Below are the entries; state how many of their lines contain the string "ylabel", and nothing more.

———

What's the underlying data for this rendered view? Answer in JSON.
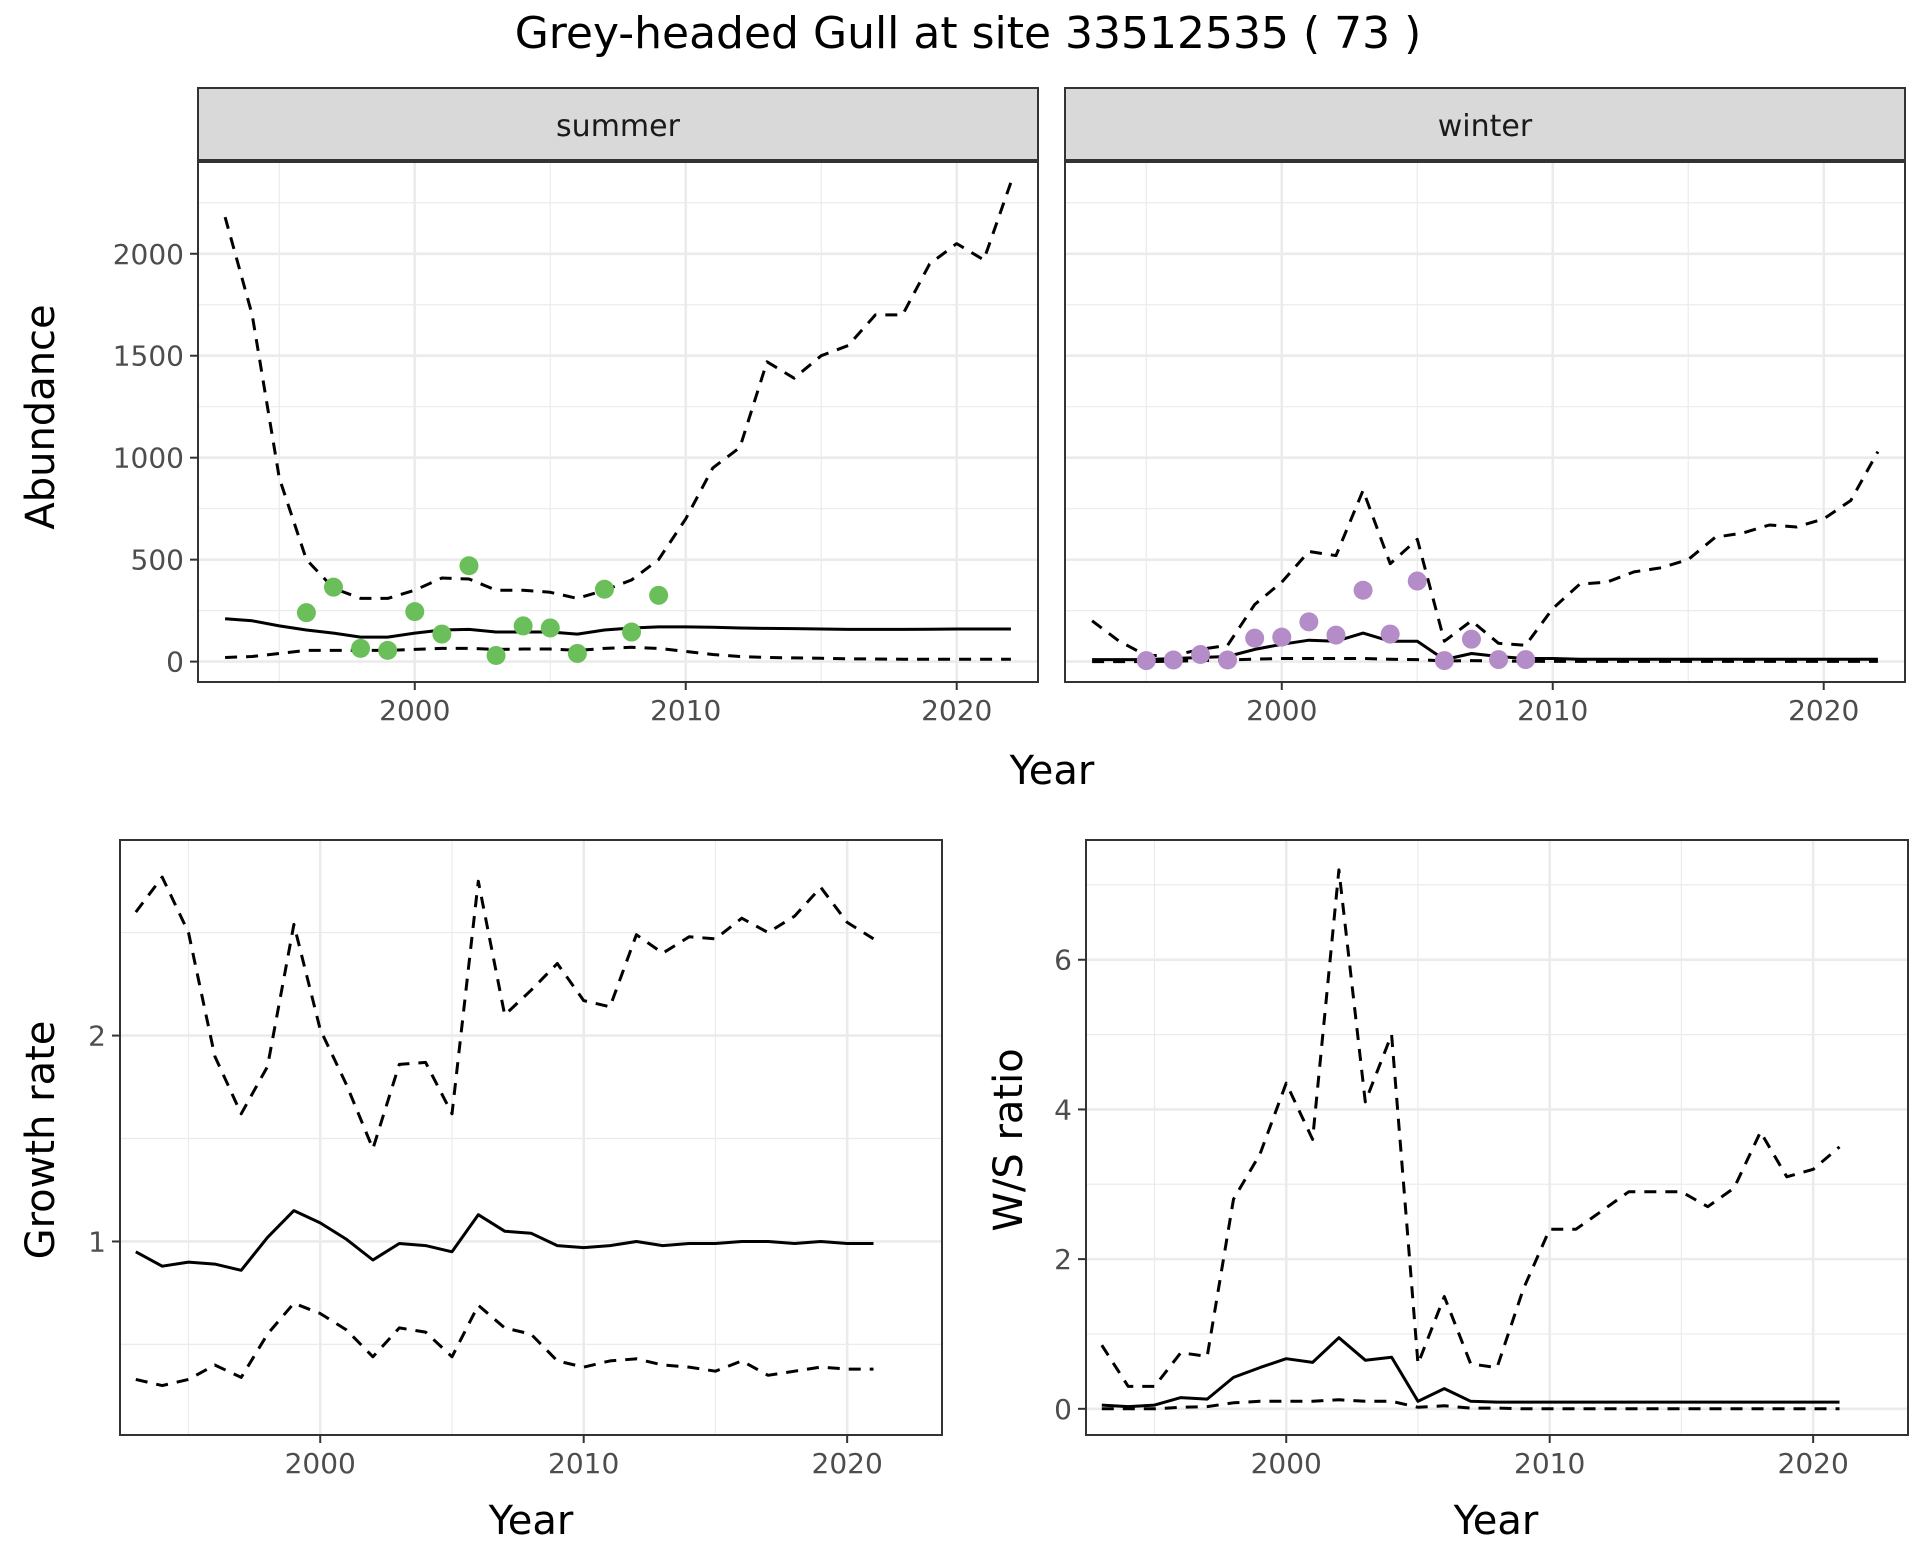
{
  "title": "Grey-headed Gull at site 33512535 ( 73 )",
  "colors": {
    "summer_points": "#6abf5b",
    "winter_points": "#b48cc8",
    "lines": "#000000",
    "strip_fill": "#d9d9d9",
    "grid": "#ebebeb"
  },
  "chart_data": [
    {
      "id": "abundance-summer",
      "type": "line",
      "facet": "summer",
      "xlabel": "Year",
      "ylabel": "Abundance",
      "xlim": [
        1992,
        2023
      ],
      "ylim": [
        -100,
        2450
      ],
      "xticks": [
        2000,
        2010,
        2020
      ],
      "yticks": [
        0,
        500,
        1000,
        1500,
        2000
      ],
      "grid": true,
      "lines": [
        {
          "style": "solid",
          "x": [
            1993,
            1994,
            1995,
            1996,
            1997,
            1998,
            1999,
            2000,
            2001,
            2002,
            2003,
            2004,
            2005,
            2006,
            2007,
            2008,
            2009,
            2010,
            2011,
            2012,
            2013,
            2014,
            2015,
            2016,
            2017,
            2018,
            2019,
            2020,
            2021,
            2022
          ],
          "y": [
            210,
            200,
            175,
            155,
            140,
            120,
            120,
            140,
            155,
            158,
            145,
            145,
            145,
            135,
            155,
            165,
            170,
            170,
            168,
            165,
            163,
            162,
            160,
            158,
            158,
            158,
            159,
            160,
            160,
            160
          ]
        },
        {
          "style": "dashed",
          "x": [
            1993,
            1994,
            1995,
            1996,
            1997,
            1998,
            1999,
            2000,
            2001,
            2002,
            2003,
            2004,
            2005,
            2006,
            2007,
            2008,
            2009,
            2010,
            2011,
            2012,
            2013,
            2014,
            2015,
            2016,
            2017,
            2018,
            2019,
            2020,
            2021,
            2022
          ],
          "y": [
            2180,
            1700,
            900,
            500,
            360,
            310,
            310,
            350,
            410,
            405,
            350,
            350,
            340,
            310,
            350,
            400,
            500,
            700,
            950,
            1050,
            1470,
            1390,
            1500,
            1550,
            1700,
            1700,
            1950,
            2050,
            1970,
            2350
          ]
        },
        {
          "style": "dashed",
          "x": [
            1993,
            1994,
            1995,
            1996,
            1997,
            1998,
            1999,
            2000,
            2001,
            2002,
            2003,
            2004,
            2005,
            2006,
            2007,
            2008,
            2009,
            2010,
            2011,
            2012,
            2013,
            2014,
            2015,
            2016,
            2017,
            2018,
            2019,
            2020,
            2021,
            2022
          ],
          "y": [
            20,
            25,
            40,
            55,
            55,
            55,
            55,
            60,
            65,
            65,
            60,
            62,
            62,
            55,
            65,
            70,
            65,
            50,
            35,
            25,
            20,
            18,
            16,
            14,
            13,
            12,
            12,
            12,
            12,
            12
          ]
        }
      ],
      "points": {
        "x": [
          1996,
          1997,
          1998,
          1999,
          2000,
          2001,
          2002,
          2003,
          2004,
          2005,
          2006,
          2007,
          2008,
          2009
        ],
        "y": [
          240,
          365,
          65,
          55,
          245,
          135,
          470,
          30,
          175,
          165,
          40,
          355,
          145,
          325
        ]
      }
    },
    {
      "id": "abundance-winter",
      "type": "line",
      "facet": "winter",
      "xlabel": "Year",
      "ylabel": "Abundance",
      "xlim": [
        1992,
        2023
      ],
      "ylim": [
        -100,
        2450
      ],
      "xticks": [
        2000,
        2010,
        2020
      ],
      "yticks": [
        0,
        500,
        1000,
        1500,
        2000
      ],
      "grid": true,
      "lines": [
        {
          "style": "solid",
          "x": [
            1993,
            1994,
            1995,
            1996,
            1997,
            1998,
            1999,
            2000,
            2001,
            2002,
            2003,
            2004,
            2005,
            2006,
            2007,
            2008,
            2009,
            2010,
            2011,
            2012,
            2013,
            2014,
            2015,
            2016,
            2017,
            2018,
            2019,
            2020,
            2021,
            2022
          ],
          "y": [
            10,
            10,
            10,
            15,
            20,
            25,
            60,
            85,
            105,
            100,
            140,
            100,
            100,
            10,
            40,
            25,
            15,
            15,
            12,
            12,
            12,
            12,
            12,
            12,
            12,
            12,
            12,
            12,
            12,
            12
          ]
        },
        {
          "style": "dashed",
          "x": [
            1993,
            1994,
            1995,
            1996,
            1997,
            1998,
            1999,
            2000,
            2001,
            2002,
            2003,
            2004,
            2005,
            2006,
            2007,
            2008,
            2009,
            2010,
            2011,
            2012,
            2013,
            2014,
            2015,
            2016,
            2017,
            2018,
            2019,
            2020,
            2021,
            2022
          ],
          "y": [
            200,
            100,
            30,
            30,
            60,
            80,
            280,
            390,
            540,
            520,
            840,
            480,
            600,
            100,
            200,
            90,
            80,
            260,
            380,
            390,
            440,
            460,
            500,
            610,
            630,
            670,
            660,
            700,
            790,
            1030
          ]
        },
        {
          "style": "dashed",
          "x": [
            1993,
            1994,
            1995,
            1996,
            1997,
            1998,
            1999,
            2000,
            2001,
            2002,
            2003,
            2004,
            2005,
            2006,
            2007,
            2008,
            2009,
            2010,
            2011,
            2012,
            2013,
            2014,
            2015,
            2016,
            2017,
            2018,
            2019,
            2020,
            2021,
            2022
          ],
          "y": [
            0,
            0,
            0,
            2,
            5,
            8,
            12,
            15,
            15,
            15,
            15,
            12,
            10,
            3,
            5,
            3,
            2,
            1,
            1,
            1,
            1,
            1,
            1,
            1,
            1,
            1,
            1,
            1,
            1,
            1
          ]
        }
      ],
      "points": {
        "x": [
          1995,
          1996,
          1997,
          1998,
          1999,
          2000,
          2001,
          2002,
          2003,
          2004,
          2005,
          2006,
          2007,
          2008,
          2009
        ],
        "y": [
          5,
          8,
          35,
          8,
          115,
          120,
          195,
          130,
          350,
          135,
          395,
          5,
          110,
          10,
          10
        ]
      }
    },
    {
      "id": "growth-rate",
      "type": "line",
      "xlabel": "Year",
      "ylabel": "Growth rate",
      "xlim": [
        1992.4,
        2023.6
      ],
      "ylim": [
        0.06,
        2.95
      ],
      "xticks": [
        2000,
        2010,
        2020
      ],
      "yticks": [
        1,
        2
      ],
      "grid": true,
      "lines": [
        {
          "style": "solid",
          "x": [
            1993,
            1994,
            1995,
            1996,
            1997,
            1998,
            1999,
            2000,
            2001,
            2002,
            2003,
            2004,
            2005,
            2006,
            2007,
            2008,
            2009,
            2010,
            2011,
            2012,
            2013,
            2014,
            2015,
            2016,
            2017,
            2018,
            2019,
            2020,
            2021
          ],
          "y": [
            0.95,
            0.88,
            0.9,
            0.89,
            0.86,
            1.02,
            1.15,
            1.09,
            1.01,
            0.91,
            0.99,
            0.98,
            0.95,
            1.13,
            1.05,
            1.04,
            0.98,
            0.97,
            0.98,
            1.0,
            0.98,
            0.99,
            0.99,
            1.0,
            1.0,
            0.99,
            1.0,
            0.99,
            0.99
          ]
        },
        {
          "style": "dashed",
          "x": [
            1993,
            1994,
            1995,
            1996,
            1997,
            1998,
            1999,
            2000,
            2001,
            2002,
            2003,
            2004,
            2005,
            2006,
            2007,
            2008,
            2009,
            2010,
            2011,
            2012,
            2013,
            2014,
            2015,
            2016,
            2017,
            2018,
            2019,
            2020,
            2021
          ],
          "y": [
            2.6,
            2.77,
            2.5,
            1.9,
            1.62,
            1.85,
            2.54,
            2.03,
            1.76,
            1.45,
            1.86,
            1.87,
            1.62,
            2.75,
            2.1,
            2.22,
            2.35,
            2.17,
            2.14,
            2.49,
            2.4,
            2.48,
            2.47,
            2.57,
            2.5,
            2.58,
            2.72,
            2.55,
            2.47
          ]
        },
        {
          "style": "dashed",
          "x": [
            1993,
            1994,
            1995,
            1996,
            1997,
            1998,
            1999,
            2000,
            2001,
            2002,
            2003,
            2004,
            2005,
            2006,
            2007,
            2008,
            2009,
            2010,
            2011,
            2012,
            2013,
            2014,
            2015,
            2016,
            2017,
            2018,
            2019,
            2020,
            2021
          ],
          "y": [
            0.33,
            0.3,
            0.33,
            0.4,
            0.34,
            0.55,
            0.7,
            0.65,
            0.57,
            0.44,
            0.58,
            0.56,
            0.44,
            0.69,
            0.58,
            0.55,
            0.42,
            0.39,
            0.42,
            0.43,
            0.4,
            0.39,
            0.37,
            0.42,
            0.35,
            0.37,
            0.39,
            0.38,
            0.38
          ]
        }
      ]
    },
    {
      "id": "ws-ratio",
      "type": "line",
      "xlabel": "Year",
      "ylabel": "W/S ratio",
      "xlim": [
        1992.4,
        2023.6
      ],
      "ylim": [
        -0.35,
        7.6
      ],
      "xticks": [
        2000,
        2010,
        2020
      ],
      "yticks": [
        0,
        2,
        4,
        6
      ],
      "grid": true,
      "lines": [
        {
          "style": "solid",
          "x": [
            1993,
            1994,
            1995,
            1996,
            1997,
            1998,
            1999,
            2000,
            2001,
            2002,
            2003,
            2004,
            2005,
            2006,
            2007,
            2008,
            2009,
            2010,
            2011,
            2012,
            2013,
            2014,
            2015,
            2016,
            2017,
            2018,
            2019,
            2020,
            2021
          ],
          "y": [
            0.05,
            0.03,
            0.05,
            0.15,
            0.13,
            0.42,
            0.55,
            0.67,
            0.62,
            0.95,
            0.65,
            0.69,
            0.1,
            0.27,
            0.1,
            0.09,
            0.09,
            0.09,
            0.09,
            0.09,
            0.09,
            0.09,
            0.09,
            0.09,
            0.09,
            0.09,
            0.09,
            0.09,
            0.09
          ]
        },
        {
          "style": "dashed",
          "x": [
            1993,
            1994,
            1995,
            1996,
            1997,
            1998,
            1999,
            2000,
            2001,
            2002,
            2003,
            2004,
            2005,
            2006,
            2007,
            2008,
            2009,
            2010,
            2011,
            2012,
            2013,
            2014,
            2015,
            2016,
            2017,
            2018,
            2019,
            2020,
            2021
          ],
          "y": [
            0.85,
            0.3,
            0.3,
            0.75,
            0.7,
            2.8,
            3.4,
            4.35,
            3.6,
            7.2,
            4.1,
            5.0,
            0.6,
            1.5,
            0.6,
            0.55,
            1.6,
            2.4,
            2.4,
            2.65,
            2.9,
            2.9,
            2.9,
            2.7,
            2.95,
            3.7,
            3.1,
            3.2,
            3.5
          ]
        },
        {
          "style": "dashed",
          "x": [
            1993,
            1994,
            1995,
            1996,
            1997,
            1998,
            1999,
            2000,
            2001,
            2002,
            2003,
            2004,
            2005,
            2006,
            2007,
            2008,
            2009,
            2010,
            2011,
            2012,
            2013,
            2014,
            2015,
            2016,
            2017,
            2018,
            2019,
            2020,
            2021
          ],
          "y": [
            0.0,
            0.0,
            0.0,
            0.02,
            0.03,
            0.08,
            0.1,
            0.1,
            0.1,
            0.12,
            0.1,
            0.1,
            0.02,
            0.04,
            0.01,
            0.01,
            0.0,
            0.0,
            0.0,
            0.0,
            0.0,
            0.0,
            0.0,
            0.0,
            0.0,
            0.0,
            0.0,
            0.0,
            0.0
          ]
        }
      ]
    }
  ]
}
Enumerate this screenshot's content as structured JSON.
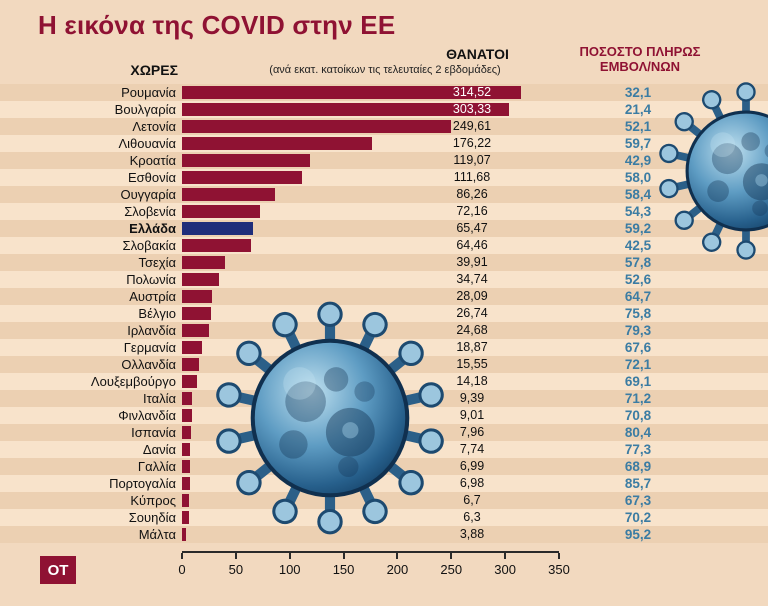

———

Response to this exercise: 4